WORK TO COMPLETE: Each entry that follows must be output without any deviation.

Data entries

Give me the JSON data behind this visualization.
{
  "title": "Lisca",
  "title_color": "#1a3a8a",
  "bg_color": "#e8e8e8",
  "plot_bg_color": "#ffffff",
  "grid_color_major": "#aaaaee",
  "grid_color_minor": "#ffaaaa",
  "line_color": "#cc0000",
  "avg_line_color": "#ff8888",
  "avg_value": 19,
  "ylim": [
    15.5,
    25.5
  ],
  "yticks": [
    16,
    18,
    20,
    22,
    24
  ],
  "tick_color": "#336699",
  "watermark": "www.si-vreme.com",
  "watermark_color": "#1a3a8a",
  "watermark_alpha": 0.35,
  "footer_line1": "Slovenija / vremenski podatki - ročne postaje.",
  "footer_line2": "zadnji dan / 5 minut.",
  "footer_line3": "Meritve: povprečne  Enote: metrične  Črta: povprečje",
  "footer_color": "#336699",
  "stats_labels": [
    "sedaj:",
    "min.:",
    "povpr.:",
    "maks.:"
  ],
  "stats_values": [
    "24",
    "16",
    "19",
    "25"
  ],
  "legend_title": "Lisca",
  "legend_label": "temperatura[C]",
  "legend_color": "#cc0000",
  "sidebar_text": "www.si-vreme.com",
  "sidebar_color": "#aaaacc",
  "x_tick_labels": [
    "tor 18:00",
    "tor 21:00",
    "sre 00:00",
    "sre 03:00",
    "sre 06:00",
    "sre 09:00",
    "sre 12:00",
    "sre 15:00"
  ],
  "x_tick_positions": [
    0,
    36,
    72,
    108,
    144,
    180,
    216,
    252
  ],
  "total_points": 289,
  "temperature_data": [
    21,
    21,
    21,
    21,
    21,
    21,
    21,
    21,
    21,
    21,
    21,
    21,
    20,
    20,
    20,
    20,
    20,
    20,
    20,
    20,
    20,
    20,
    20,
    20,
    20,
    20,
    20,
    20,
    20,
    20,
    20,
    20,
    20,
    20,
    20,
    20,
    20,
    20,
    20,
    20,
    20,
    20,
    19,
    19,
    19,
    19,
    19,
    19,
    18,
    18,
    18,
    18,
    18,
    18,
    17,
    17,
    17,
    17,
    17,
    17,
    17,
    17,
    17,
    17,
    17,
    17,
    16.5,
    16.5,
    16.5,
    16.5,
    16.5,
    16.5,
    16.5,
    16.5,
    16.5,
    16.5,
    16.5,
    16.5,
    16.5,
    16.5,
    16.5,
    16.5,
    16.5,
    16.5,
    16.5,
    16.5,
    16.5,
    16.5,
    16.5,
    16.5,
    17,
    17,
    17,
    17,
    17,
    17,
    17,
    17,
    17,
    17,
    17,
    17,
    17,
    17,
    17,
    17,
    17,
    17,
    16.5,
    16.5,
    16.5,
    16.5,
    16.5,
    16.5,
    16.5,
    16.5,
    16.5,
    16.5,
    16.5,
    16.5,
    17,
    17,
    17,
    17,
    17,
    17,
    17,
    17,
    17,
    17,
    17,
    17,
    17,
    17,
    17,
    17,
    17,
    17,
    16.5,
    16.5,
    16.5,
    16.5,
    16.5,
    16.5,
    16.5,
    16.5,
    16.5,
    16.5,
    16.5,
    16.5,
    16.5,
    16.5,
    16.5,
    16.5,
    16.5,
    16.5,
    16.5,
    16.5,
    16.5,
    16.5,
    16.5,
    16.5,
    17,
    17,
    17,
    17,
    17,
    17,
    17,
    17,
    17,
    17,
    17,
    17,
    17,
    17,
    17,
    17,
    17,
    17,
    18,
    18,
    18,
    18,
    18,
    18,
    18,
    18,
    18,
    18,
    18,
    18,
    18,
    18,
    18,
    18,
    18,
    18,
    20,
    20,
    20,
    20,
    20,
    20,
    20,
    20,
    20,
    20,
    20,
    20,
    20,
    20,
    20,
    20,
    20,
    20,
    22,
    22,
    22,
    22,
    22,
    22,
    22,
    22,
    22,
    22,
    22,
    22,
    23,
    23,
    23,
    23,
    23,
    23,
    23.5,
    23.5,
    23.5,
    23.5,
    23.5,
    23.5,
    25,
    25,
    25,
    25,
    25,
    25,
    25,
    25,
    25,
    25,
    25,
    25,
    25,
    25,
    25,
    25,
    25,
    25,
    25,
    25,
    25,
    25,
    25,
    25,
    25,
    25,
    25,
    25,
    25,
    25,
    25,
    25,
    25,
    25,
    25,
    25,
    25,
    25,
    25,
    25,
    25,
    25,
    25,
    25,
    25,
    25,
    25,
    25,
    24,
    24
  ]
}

SOLUTION FOR THIS PROBLEM:
Give me the JSON data behind this visualization.
{
  "title": "Lisca",
  "title_color": "#1a3a8a",
  "bg_color": "#e8e8e8",
  "plot_bg_color": "#ffffff",
  "grid_color_major": "#aaaaee",
  "grid_color_minor": "#ffaaaa",
  "line_color": "#cc0000",
  "avg_line_color": "#ff8888",
  "avg_value": 19,
  "ylim": [
    15.5,
    25.5
  ],
  "yticks": [
    16,
    18,
    20,
    22,
    24
  ],
  "tick_color": "#336699",
  "watermark": "www.si-vreme.com",
  "watermark_color": "#1a3a8a",
  "watermark_alpha": 0.35,
  "footer_line1": "Slovenija / vremenski podatki - ročne postaje.",
  "footer_line2": "zadnji dan / 5 minut.",
  "footer_line3": "Meritve: povprečne  Enote: metrične  Črta: povprečje",
  "footer_color": "#336699",
  "stats_labels": [
    "sedaj:",
    "min.:",
    "povpr.:",
    "maks.:"
  ],
  "stats_values": [
    "24",
    "16",
    "19",
    "25"
  ],
  "legend_title": "Lisca",
  "legend_label": "temperatura[C]",
  "legend_color": "#cc0000",
  "sidebar_text": "www.si-vreme.com",
  "sidebar_color": "#aaaacc",
  "x_tick_labels": [
    "tor 18:00",
    "tor 21:00",
    "sre 00:00",
    "sre 03:00",
    "sre 06:00",
    "sre 09:00",
    "sre 12:00",
    "sre 15:00"
  ],
  "x_tick_positions": [
    0,
    36,
    72,
    108,
    144,
    180,
    216,
    252
  ],
  "total_points": 289,
  "temperature_data": [
    21,
    21,
    21,
    21,
    21,
    21,
    21,
    21,
    21,
    21,
    21,
    21,
    20,
    20,
    20,
    20,
    20,
    20,
    20,
    20,
    20,
    20,
    20,
    20,
    20,
    20,
    20,
    20,
    20,
    20,
    20,
    20,
    20,
    20,
    20,
    20,
    20,
    20,
    20,
    20,
    20,
    20,
    19,
    19,
    19,
    19,
    19,
    19,
    18,
    18,
    18,
    18,
    18,
    18,
    17,
    17,
    17,
    17,
    17,
    17,
    17,
    17,
    17,
    17,
    17,
    17,
    16.5,
    16.5,
    16.5,
    16.5,
    16.5,
    16.5,
    16.5,
    16.5,
    16.5,
    16.5,
    16.5,
    16.5,
    16.5,
    16.5,
    16.5,
    16.5,
    16.5,
    16.5,
    16.5,
    16.5,
    16.5,
    16.5,
    16.5,
    16.5,
    17,
    17,
    17,
    17,
    17,
    17,
    17,
    17,
    17,
    17,
    17,
    17,
    17,
    17,
    17,
    17,
    17,
    17,
    16.5,
    16.5,
    16.5,
    16.5,
    16.5,
    16.5,
    16.5,
    16.5,
    16.5,
    16.5,
    16.5,
    16.5,
    17,
    17,
    17,
    17,
    17,
    17,
    17,
    17,
    17,
    17,
    17,
    17,
    17,
    17,
    17,
    17,
    17,
    17,
    16.5,
    16.5,
    16.5,
    16.5,
    16.5,
    16.5,
    16.5,
    16.5,
    16.5,
    16.5,
    16.5,
    16.5,
    16.5,
    16.5,
    16.5,
    16.5,
    16.5,
    16.5,
    16.5,
    16.5,
    16.5,
    16.5,
    16.5,
    16.5,
    17,
    17,
    17,
    17,
    17,
    17,
    17,
    17,
    17,
    17,
    17,
    17,
    17,
    17,
    17,
    17,
    17,
    17,
    18,
    18,
    18,
    18,
    18,
    18,
    18,
    18,
    18,
    18,
    18,
    18,
    18,
    18,
    18,
    18,
    18,
    18,
    20,
    20,
    20,
    20,
    20,
    20,
    20,
    20,
    20,
    20,
    20,
    20,
    20,
    20,
    20,
    20,
    20,
    20,
    22,
    22,
    22,
    22,
    22,
    22,
    22,
    22,
    22,
    22,
    22,
    22,
    23,
    23,
    23,
    23,
    23,
    23,
    23.5,
    23.5,
    23.5,
    23.5,
    23.5,
    23.5,
    25,
    25,
    25,
    25,
    25,
    25,
    25,
    25,
    25,
    25,
    25,
    25,
    25,
    25,
    25,
    25,
    25,
    25,
    25,
    25,
    25,
    25,
    25,
    25,
    25,
    25,
    25,
    25,
    25,
    25,
    25,
    25,
    25,
    25,
    25,
    25,
    25,
    25,
    25,
    25,
    25,
    25,
    25,
    25,
    25,
    25,
    25,
    25,
    24,
    24
  ]
}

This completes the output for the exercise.